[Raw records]
════════

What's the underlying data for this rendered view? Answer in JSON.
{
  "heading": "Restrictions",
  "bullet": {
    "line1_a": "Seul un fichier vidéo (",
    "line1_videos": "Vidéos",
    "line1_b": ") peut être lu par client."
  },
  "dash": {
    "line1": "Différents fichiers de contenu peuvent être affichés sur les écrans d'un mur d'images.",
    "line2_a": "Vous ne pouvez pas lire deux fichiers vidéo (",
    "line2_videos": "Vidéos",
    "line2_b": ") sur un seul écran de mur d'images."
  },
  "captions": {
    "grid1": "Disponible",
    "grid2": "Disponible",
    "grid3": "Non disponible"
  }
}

════════

**What needs to be done:**
Every record shown above must be echoed exactly.

**Response below:**
What's the underlying data for this rendered view? Answer in JSON.
{
  "heading": "Restrictions",
  "bullet": {
    "line1_a": "Seul un fichier vidéo (",
    "line1_videos": "Vidéos",
    "line1_b": ") peut être lu par client."
  },
  "dash": {
    "line1": "Différents fichiers de contenu peuvent être affichés sur les écrans d'un mur d'images.",
    "line2_a": "Vous ne pouvez pas lire deux fichiers vidéo (",
    "line2_videos": "Vidéos",
    "line2_b": ") sur un seul écran de mur d'images."
  },
  "captions": {
    "grid1": "Disponible",
    "grid2": "Disponible",
    "grid3": "Non disponible"
  }
}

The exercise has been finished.